# Task details
Spot each line in the records below where the word "title" occurs, then copy it.

--- BEGIN Material provided ---

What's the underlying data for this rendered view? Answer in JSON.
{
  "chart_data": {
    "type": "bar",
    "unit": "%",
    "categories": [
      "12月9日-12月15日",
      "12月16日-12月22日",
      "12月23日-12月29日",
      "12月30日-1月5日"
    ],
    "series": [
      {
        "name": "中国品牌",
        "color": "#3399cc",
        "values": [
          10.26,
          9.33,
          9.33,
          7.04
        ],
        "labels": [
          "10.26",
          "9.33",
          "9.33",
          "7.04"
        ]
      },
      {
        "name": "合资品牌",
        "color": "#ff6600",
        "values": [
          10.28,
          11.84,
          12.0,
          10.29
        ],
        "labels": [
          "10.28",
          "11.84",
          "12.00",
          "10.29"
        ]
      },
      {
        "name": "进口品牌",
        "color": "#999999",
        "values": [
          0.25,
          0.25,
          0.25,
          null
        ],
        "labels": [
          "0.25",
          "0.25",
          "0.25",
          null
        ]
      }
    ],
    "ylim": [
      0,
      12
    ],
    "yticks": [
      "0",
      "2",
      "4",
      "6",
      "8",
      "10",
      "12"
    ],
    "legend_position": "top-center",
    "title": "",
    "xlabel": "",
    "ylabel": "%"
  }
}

--- END Material provided ---
--- BEGIN Material provided ---

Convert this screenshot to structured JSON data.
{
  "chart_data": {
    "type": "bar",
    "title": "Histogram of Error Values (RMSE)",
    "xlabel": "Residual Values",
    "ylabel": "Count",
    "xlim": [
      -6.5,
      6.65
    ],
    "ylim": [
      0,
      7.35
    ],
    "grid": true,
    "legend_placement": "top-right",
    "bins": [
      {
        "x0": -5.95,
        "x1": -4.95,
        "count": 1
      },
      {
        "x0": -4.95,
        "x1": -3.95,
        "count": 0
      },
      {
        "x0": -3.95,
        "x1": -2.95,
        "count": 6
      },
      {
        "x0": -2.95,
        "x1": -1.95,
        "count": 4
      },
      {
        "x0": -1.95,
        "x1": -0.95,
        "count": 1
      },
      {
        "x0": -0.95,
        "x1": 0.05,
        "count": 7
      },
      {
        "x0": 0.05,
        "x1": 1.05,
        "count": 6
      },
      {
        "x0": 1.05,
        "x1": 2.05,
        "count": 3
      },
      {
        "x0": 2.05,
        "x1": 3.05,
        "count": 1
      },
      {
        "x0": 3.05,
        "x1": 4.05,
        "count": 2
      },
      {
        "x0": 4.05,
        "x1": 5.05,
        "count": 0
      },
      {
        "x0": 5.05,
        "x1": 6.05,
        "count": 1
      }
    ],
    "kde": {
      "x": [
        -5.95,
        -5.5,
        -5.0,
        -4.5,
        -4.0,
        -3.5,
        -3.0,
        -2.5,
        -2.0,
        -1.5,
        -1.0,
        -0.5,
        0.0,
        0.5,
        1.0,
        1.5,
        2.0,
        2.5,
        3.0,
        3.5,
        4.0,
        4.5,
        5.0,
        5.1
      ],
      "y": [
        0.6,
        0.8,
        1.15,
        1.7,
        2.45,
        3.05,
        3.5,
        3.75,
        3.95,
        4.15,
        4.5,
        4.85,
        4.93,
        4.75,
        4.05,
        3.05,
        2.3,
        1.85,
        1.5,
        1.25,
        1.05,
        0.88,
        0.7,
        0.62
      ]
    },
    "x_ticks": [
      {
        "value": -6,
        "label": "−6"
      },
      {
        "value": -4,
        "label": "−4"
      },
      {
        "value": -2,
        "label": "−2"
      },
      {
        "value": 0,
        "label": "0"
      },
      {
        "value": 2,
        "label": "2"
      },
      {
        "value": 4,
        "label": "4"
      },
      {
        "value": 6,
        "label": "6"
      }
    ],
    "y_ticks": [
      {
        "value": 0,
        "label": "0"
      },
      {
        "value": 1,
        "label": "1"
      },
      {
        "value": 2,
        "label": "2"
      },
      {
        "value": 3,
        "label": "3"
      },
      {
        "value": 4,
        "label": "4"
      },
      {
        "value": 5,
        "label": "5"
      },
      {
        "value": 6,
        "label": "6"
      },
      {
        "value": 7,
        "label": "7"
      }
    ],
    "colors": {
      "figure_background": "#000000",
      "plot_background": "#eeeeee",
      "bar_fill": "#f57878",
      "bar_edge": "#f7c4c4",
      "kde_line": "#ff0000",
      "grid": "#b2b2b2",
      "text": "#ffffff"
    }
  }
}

--- END Material provided ---

# Result for this exercise
    "title": "",
    "title": "Histogram of Error Values (RMSE)",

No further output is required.